> **Dataset entries on figures**
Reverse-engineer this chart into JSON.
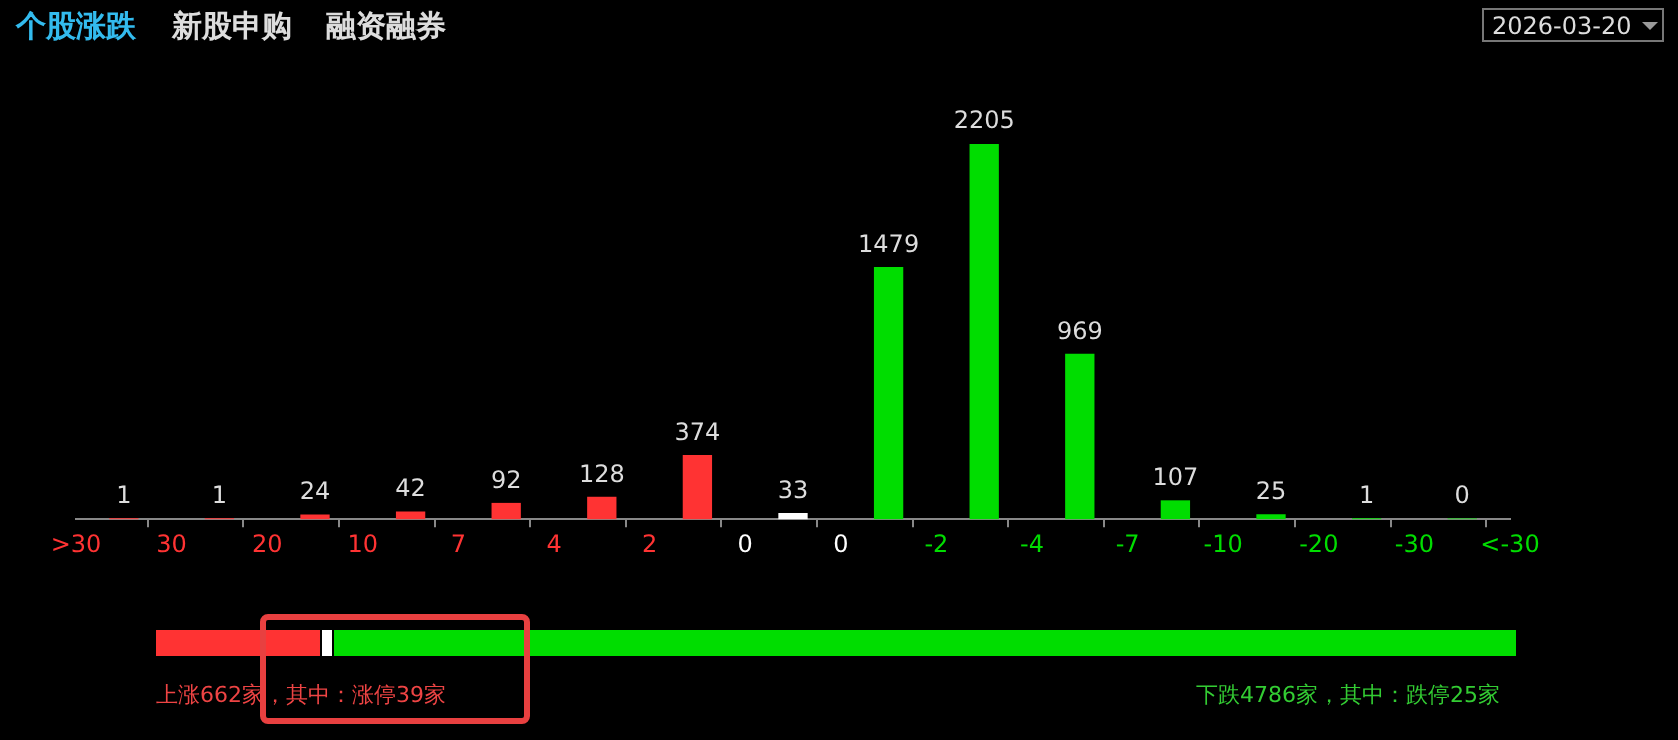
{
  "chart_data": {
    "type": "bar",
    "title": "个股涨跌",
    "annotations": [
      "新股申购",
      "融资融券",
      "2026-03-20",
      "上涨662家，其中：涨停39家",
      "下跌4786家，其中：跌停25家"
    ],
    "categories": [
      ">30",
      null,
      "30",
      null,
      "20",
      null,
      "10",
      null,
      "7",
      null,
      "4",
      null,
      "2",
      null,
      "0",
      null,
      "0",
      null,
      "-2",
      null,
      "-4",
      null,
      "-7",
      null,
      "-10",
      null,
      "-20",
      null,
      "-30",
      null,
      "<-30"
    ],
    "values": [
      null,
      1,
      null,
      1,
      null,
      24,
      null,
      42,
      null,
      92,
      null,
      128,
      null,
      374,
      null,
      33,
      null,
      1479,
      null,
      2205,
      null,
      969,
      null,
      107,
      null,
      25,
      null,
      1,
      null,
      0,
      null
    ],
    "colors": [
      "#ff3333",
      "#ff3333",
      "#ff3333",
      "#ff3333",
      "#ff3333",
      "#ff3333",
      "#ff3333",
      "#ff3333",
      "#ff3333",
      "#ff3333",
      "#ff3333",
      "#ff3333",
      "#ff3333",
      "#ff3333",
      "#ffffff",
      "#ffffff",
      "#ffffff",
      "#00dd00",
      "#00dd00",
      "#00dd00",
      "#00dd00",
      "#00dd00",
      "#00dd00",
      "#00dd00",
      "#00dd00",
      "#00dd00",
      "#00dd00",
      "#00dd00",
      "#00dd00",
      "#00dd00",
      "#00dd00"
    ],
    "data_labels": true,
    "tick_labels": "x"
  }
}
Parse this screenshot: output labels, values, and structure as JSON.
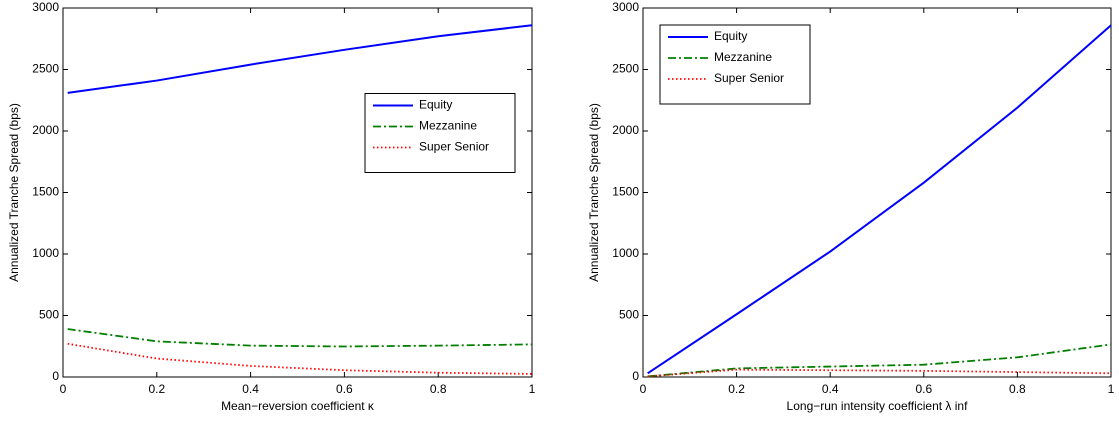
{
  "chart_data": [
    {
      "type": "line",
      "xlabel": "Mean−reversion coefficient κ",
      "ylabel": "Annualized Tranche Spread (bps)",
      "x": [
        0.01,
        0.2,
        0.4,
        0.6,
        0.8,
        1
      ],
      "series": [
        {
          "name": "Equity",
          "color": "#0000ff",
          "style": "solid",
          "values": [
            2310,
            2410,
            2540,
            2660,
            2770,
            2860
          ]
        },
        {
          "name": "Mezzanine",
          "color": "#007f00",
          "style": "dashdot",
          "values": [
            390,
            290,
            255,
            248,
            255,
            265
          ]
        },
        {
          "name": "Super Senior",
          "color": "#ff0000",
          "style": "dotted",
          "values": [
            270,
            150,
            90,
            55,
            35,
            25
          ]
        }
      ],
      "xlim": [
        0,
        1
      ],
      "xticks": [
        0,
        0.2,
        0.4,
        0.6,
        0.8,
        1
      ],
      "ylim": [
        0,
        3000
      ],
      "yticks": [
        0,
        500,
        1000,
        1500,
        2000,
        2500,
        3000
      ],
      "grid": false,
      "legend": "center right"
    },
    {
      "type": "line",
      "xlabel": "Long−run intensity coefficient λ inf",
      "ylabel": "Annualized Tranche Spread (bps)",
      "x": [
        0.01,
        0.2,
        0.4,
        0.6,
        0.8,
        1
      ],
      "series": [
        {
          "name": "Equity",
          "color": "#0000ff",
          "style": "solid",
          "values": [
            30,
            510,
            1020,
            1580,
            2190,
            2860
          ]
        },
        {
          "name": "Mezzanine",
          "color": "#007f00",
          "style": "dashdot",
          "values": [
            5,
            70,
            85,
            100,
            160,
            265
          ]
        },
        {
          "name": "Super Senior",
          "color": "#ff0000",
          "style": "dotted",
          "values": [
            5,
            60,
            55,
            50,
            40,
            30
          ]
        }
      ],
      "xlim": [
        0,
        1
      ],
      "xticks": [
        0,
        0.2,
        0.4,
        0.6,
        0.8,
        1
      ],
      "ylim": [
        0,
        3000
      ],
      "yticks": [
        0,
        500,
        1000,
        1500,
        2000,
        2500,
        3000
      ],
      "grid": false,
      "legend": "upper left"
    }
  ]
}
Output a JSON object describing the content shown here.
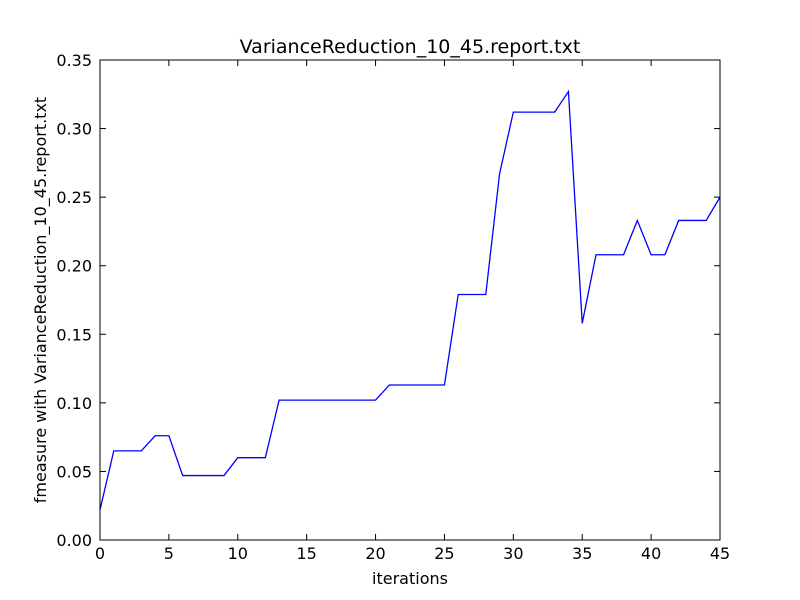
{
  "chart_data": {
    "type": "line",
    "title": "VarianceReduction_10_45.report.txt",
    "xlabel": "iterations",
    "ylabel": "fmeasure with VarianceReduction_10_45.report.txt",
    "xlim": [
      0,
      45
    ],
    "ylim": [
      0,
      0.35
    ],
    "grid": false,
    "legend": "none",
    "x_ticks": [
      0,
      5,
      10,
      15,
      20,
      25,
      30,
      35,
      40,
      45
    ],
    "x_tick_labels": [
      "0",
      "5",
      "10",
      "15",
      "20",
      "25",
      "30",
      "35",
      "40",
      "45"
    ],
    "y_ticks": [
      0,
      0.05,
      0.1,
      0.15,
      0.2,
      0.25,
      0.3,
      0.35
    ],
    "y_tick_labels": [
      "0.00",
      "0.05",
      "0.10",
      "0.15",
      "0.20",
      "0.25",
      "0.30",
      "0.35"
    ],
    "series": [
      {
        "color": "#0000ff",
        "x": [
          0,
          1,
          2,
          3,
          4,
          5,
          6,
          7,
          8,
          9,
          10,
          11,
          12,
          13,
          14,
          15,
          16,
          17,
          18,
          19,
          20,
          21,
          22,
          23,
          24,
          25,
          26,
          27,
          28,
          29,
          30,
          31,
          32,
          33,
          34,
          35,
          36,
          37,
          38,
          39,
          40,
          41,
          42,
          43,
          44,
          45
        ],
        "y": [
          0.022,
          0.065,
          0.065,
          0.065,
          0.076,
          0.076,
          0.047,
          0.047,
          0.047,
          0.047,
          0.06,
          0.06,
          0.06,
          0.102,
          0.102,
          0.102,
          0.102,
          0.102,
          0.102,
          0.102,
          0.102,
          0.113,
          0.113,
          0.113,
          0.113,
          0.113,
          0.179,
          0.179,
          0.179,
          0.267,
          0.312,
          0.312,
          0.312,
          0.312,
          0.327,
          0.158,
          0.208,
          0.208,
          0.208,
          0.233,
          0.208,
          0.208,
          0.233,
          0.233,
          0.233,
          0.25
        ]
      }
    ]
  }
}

> **What you will do**
Extract the full listing above verbatim; pictures are to be left out of the copy.

> **Written solution**
Reverse-engineer this chart into JSON.
{
  "chart_data": {
    "type": "bar",
    "title": "个股涨跌",
    "annotations": [
      "新股申购",
      "融资融券",
      "2026-03-20",
      "上涨662家，其中：涨停39家",
      "下跌4786家，其中：跌停25家"
    ],
    "categories": [
      ">30",
      null,
      "30",
      null,
      "20",
      null,
      "10",
      null,
      "7",
      null,
      "4",
      null,
      "2",
      null,
      "0",
      null,
      "0",
      null,
      "-2",
      null,
      "-4",
      null,
      "-7",
      null,
      "-10",
      null,
      "-20",
      null,
      "-30",
      null,
      "<-30"
    ],
    "values": [
      null,
      1,
      null,
      1,
      null,
      24,
      null,
      42,
      null,
      92,
      null,
      128,
      null,
      374,
      null,
      33,
      null,
      1479,
      null,
      2205,
      null,
      969,
      null,
      107,
      null,
      25,
      null,
      1,
      null,
      0,
      null
    ],
    "colors": [
      "#ff3333",
      "#ff3333",
      "#ff3333",
      "#ff3333",
      "#ff3333",
      "#ff3333",
      "#ff3333",
      "#ff3333",
      "#ff3333",
      "#ff3333",
      "#ff3333",
      "#ff3333",
      "#ff3333",
      "#ff3333",
      "#ffffff",
      "#ffffff",
      "#ffffff",
      "#00dd00",
      "#00dd00",
      "#00dd00",
      "#00dd00",
      "#00dd00",
      "#00dd00",
      "#00dd00",
      "#00dd00",
      "#00dd00",
      "#00dd00",
      "#00dd00",
      "#00dd00",
      "#00dd00",
      "#00dd00"
    ],
    "data_labels": true,
    "tick_labels": "x"
  }
}
Parse this screenshot: output labels, values, and structure as JSON.
{
  "chart_data": [
    {
      "type": "line",
      "xlabel": "Mean−reversion coefficient κ",
      "ylabel": "Annualized Tranche Spread (bps)",
      "x": [
        0.01,
        0.2,
        0.4,
        0.6,
        0.8,
        1
      ],
      "series": [
        {
          "name": "Equity",
          "color": "#0000ff",
          "style": "solid",
          "values": [
            2310,
            2410,
            2540,
            2660,
            2770,
            2860
          ]
        },
        {
          "name": "Mezzanine",
          "color": "#007f00",
          "style": "dashdot",
          "values": [
            390,
            290,
            255,
            248,
            255,
            265
          ]
        },
        {
          "name": "Super Senior",
          "color": "#ff0000",
          "style": "dotted",
          "values": [
            270,
            150,
            90,
            55,
            35,
            25
          ]
        }
      ],
      "xlim": [
        0,
        1
      ],
      "xticks": [
        0,
        0.2,
        0.4,
        0.6,
        0.8,
        1
      ],
      "ylim": [
        0,
        3000
      ],
      "yticks": [
        0,
        500,
        1000,
        1500,
        2000,
        2500,
        3000
      ],
      "grid": false,
      "legend": "center right"
    },
    {
      "type": "line",
      "xlabel": "Long−run intensity coefficient λ inf",
      "ylabel": "Annualized Tranche Spread (bps)",
      "x": [
        0.01,
        0.2,
        0.4,
        0.6,
        0.8,
        1
      ],
      "series": [
        {
          "name": "Equity",
          "color": "#0000ff",
          "style": "solid",
          "values": [
            30,
            510,
            1020,
            1580,
            2190,
            2860
          ]
        },
        {
          "name": "Mezzanine",
          "color": "#007f00",
          "style": "dashdot",
          "values": [
            5,
            70,
            85,
            100,
            160,
            265
          ]
        },
        {
          "name": "Super Senior",
          "color": "#ff0000",
          "style": "dotted",
          "values": [
            5,
            60,
            55,
            50,
            40,
            30
          ]
        }
      ],
      "xlim": [
        0,
        1
      ],
      "xticks": [
        0,
        0.2,
        0.4,
        0.6,
        0.8,
        1
      ],
      "ylim": [
        0,
        3000
      ],
      "yticks": [
        0,
        500,
        1000,
        1500,
        2000,
        2500,
        3000
      ],
      "grid": false,
      "legend": "upper left"
    }
  ]
}
Output a JSON object describing the content shown here.
{
  "chart_data": {
    "type": "line",
    "title": "VarianceReduction_10_45.report.txt",
    "xlabel": "iterations",
    "ylabel": "fmeasure with VarianceReduction_10_45.report.txt",
    "xlim": [
      0,
      45
    ],
    "ylim": [
      0,
      0.35
    ],
    "grid": false,
    "legend": "none",
    "x_ticks": [
      0,
      5,
      10,
      15,
      20,
      25,
      30,
      35,
      40,
      45
    ],
    "x_tick_labels": [
      "0",
      "5",
      "10",
      "15",
      "20",
      "25",
      "30",
      "35",
      "40",
      "45"
    ],
    "y_ticks": [
      0,
      0.05,
      0.1,
      0.15,
      0.2,
      0.25,
      0.3,
      0.35
    ],
    "y_tick_labels": [
      "0.00",
      "0.05",
      "0.10",
      "0.15",
      "0.20",
      "0.25",
      "0.30",
      "0.35"
    ],
    "series": [
      {
        "color": "#0000ff",
        "x": [
          0,
          1,
          2,
          3,
          4,
          5,
          6,
          7,
          8,
          9,
          10,
          11,
          12,
          13,
          14,
          15,
          16,
          17,
          18,
          19,
          20,
          21,
          22,
          23,
          24,
          25,
          26,
          27,
          28,
          29,
          30,
          31,
          32,
          33,
          34,
          35,
          36,
          37,
          38,
          39,
          40,
          41,
          42,
          43,
          44,
          45
        ],
        "y": [
          0.022,
          0.065,
          0.065,
          0.065,
          0.076,
          0.076,
          0.047,
          0.047,
          0.047,
          0.047,
          0.06,
          0.06,
          0.06,
          0.102,
          0.102,
          0.102,
          0.102,
          0.102,
          0.102,
          0.102,
          0.102,
          0.113,
          0.113,
          0.113,
          0.113,
          0.113,
          0.179,
          0.179,
          0.179,
          0.267,
          0.312,
          0.312,
          0.312,
          0.312,
          0.327,
          0.158,
          0.208,
          0.208,
          0.208,
          0.233,
          0.208,
          0.208,
          0.233,
          0.233,
          0.233,
          0.25
        ]
      }
    ]
  }
}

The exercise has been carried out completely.